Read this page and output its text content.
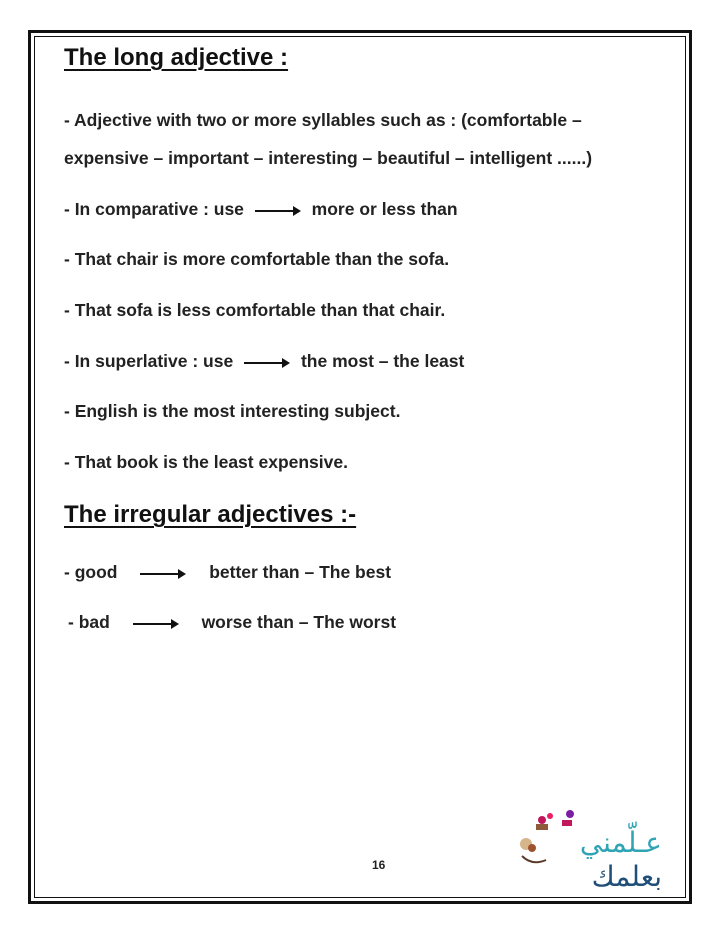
The long adjective :
- Adjective with two or more syllables such as : (comfortable –
expensive – important – interesting – beautiful – intelligent ......)
- In comparative : use	more or less than
- That chair is more comfortable than the sofa.
- That sofa is less comfortable than that chair.
- In superlative : use	the most – the least
- English is the most interesting subject.
- That book is the least expensive.
The irregular adjectives :-
- good	better than – The best
- bad	worse than – The worst
16
عـلّمني
بعلمك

──────────

## [THE PROBLEM]
Retype each line of the listing above word for word. Exclude the pictures.

## [FULL OUTPUT]
Read this page and output its text content.
The long adjective :
- Adjective with two or more syllables such as : (comfortable –
expensive – important – interesting – beautiful – intelligent ......)
- In comparative : use	more or less than
- That chair is more comfortable than the sofa.
- That sofa is less comfortable than that chair.
- In superlative : use	the most – the least
- English is the most interesting subject.
- That book is the least expensive.
The irregular adjectives :-
- good	better than – The best
- bad	worse than – The worst
16
عـلّمني
بعلمك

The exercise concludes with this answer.